## EXERCISE BRIEF:
Copy every entry word for word, but skip the pictures.

[Collected data]
Start
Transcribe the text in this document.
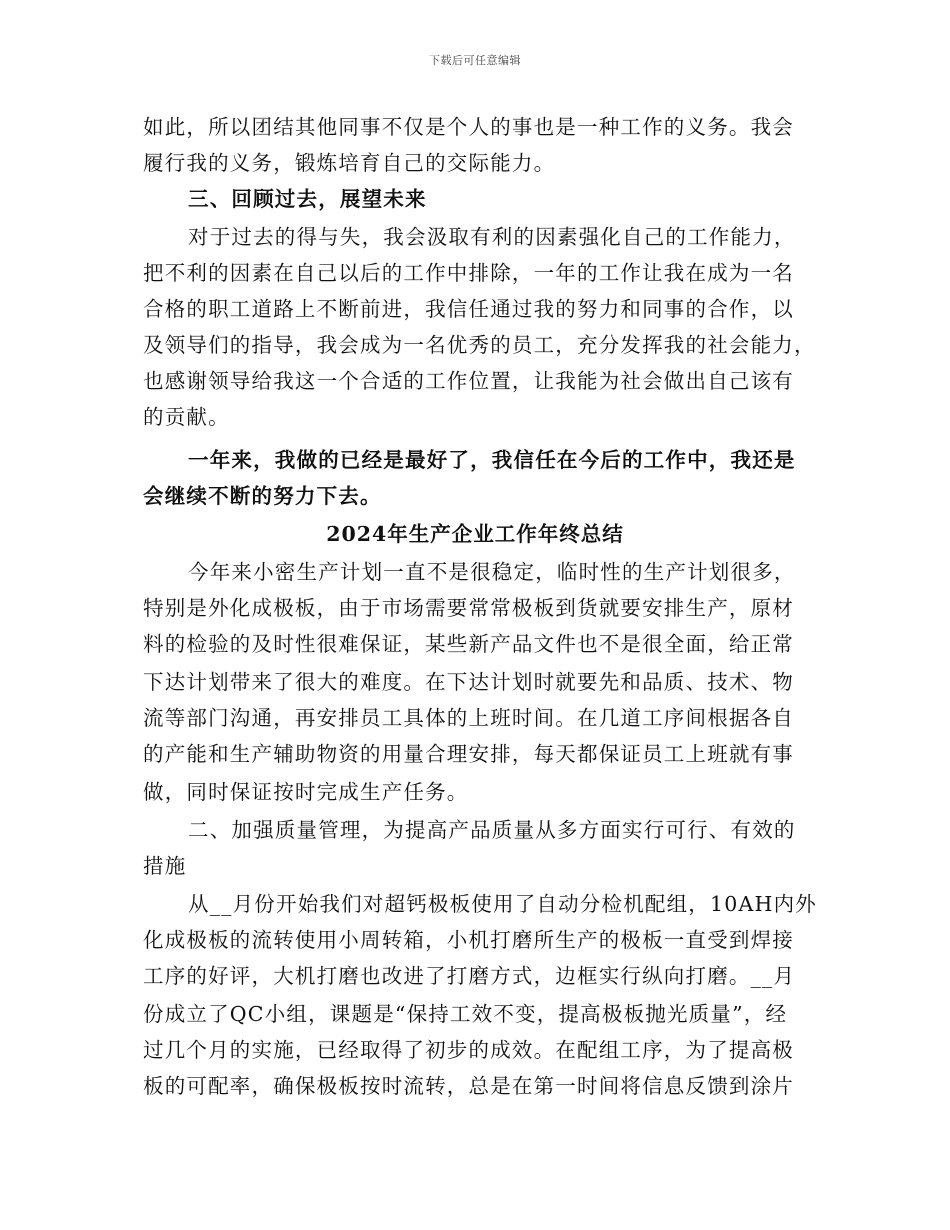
下载后可任意编辑
如此，所以团结其他同事不仅是个人的事也是一种工作的义务。我会
履行我的义务，锻炼培育自己的交际能力。
三、回顾过去，展望未来
对于过去的得与失，我会汲取有利的因素强化自己的工作能力，
把不利的因素在自己以后的工作中排除，一年的工作让我在成为一名
合格的职工道路上不断前进，我信任通过我的努力和同事的合作，以
及领导们的指导，我会成为一名优秀的员工，充分发挥我的社会能力，
也感谢领导给我这一个合适的工作位置，让我能为社会做出自己该有
的贡献。
一年来，我做的已经是最好了，我信任在今后的工作中，我还是
会继续不断的努力下去。
2024年生产企业工作年终总结
今年来小密生产计划一直不是很稳定，临时性的生产计划很多，
特别是外化成极板，由于市场需要常常极板到货就要安排生产，原材
料的检验的及时性很难保证，某些新产品文件也不是很全面，给正常
下达计划带来了很大的难度。在下达计划时就要先和品质、技术、物
流等部门沟通，再安排员工具体的上班时间。在几道工序间根据各自
的产能和生产辅助物资的用量合理安排，每天都保证员工上班就有事
做，同时保证按时完成生产任务。
二、加强质量管理，为提高产品质量从多方面实行可行、有效的
措施
从__月份开始我们对超钙极板使用了自动分检机配组，10AH内外
化成极板的流转使用小周转箱，小机打磨所生产的极板一直受到焊接
工序的好评，大机打磨也改进了打磨方式，边框实行纵向打磨。__月
份成立了QC小组，课题是“保持工效不变，提高极板抛光质量”，经
过几个月的实施，已经取得了初步的成效。在配组工序，为了提高极
板的可配率，确保极板按时流转，总是在第一时间将信息反馈到涂片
End
## WRITTEN RESPONSE:
Transcribe the text in this document.
下载后可任意编辑
如此，所以团结其他同事不仅是个人的事也是一种工作的义务。我会
履行我的义务，锻炼培育自己的交际能力。
三、回顾过去，展望未来
对于过去的得与失，我会汲取有利的因素强化自己的工作能力，
把不利的因素在自己以后的工作中排除，一年的工作让我在成为一名
合格的职工道路上不断前进，我信任通过我的努力和同事的合作，以
及领导们的指导，我会成为一名优秀的员工，充分发挥我的社会能力，
也感谢领导给我这一个合适的工作位置，让我能为社会做出自己该有
的贡献。
一年来，我做的已经是最好了，我信任在今后的工作中，我还是
会继续不断的努力下去。
2024年生产企业工作年终总结
今年来小密生产计划一直不是很稳定，临时性的生产计划很多，
特别是外化成极板，由于市场需要常常极板到货就要安排生产，原材
料的检验的及时性很难保证，某些新产品文件也不是很全面，给正常
下达计划带来了很大的难度。在下达计划时就要先和品质、技术、物
流等部门沟通，再安排员工具体的上班时间。在几道工序间根据各自
的产能和生产辅助物资的用量合理安排，每天都保证员工上班就有事
做，同时保证按时完成生产任务。
二、加强质量管理，为提高产品质量从多方面实行可行、有效的
措施
从__月份开始我们对超钙极板使用了自动分检机配组，10AH内外
化成极板的流转使用小周转箱，小机打磨所生产的极板一直受到焊接
工序的好评，大机打磨也改进了打磨方式，边框实行纵向打磨。__月
份成立了QC小组，课题是“保持工效不变，提高极板抛光质量”，经
过几个月的实施，已经取得了初步的成效。在配组工序，为了提高极
板的可配率，确保极板按时流转，总是在第一时间将信息反馈到涂片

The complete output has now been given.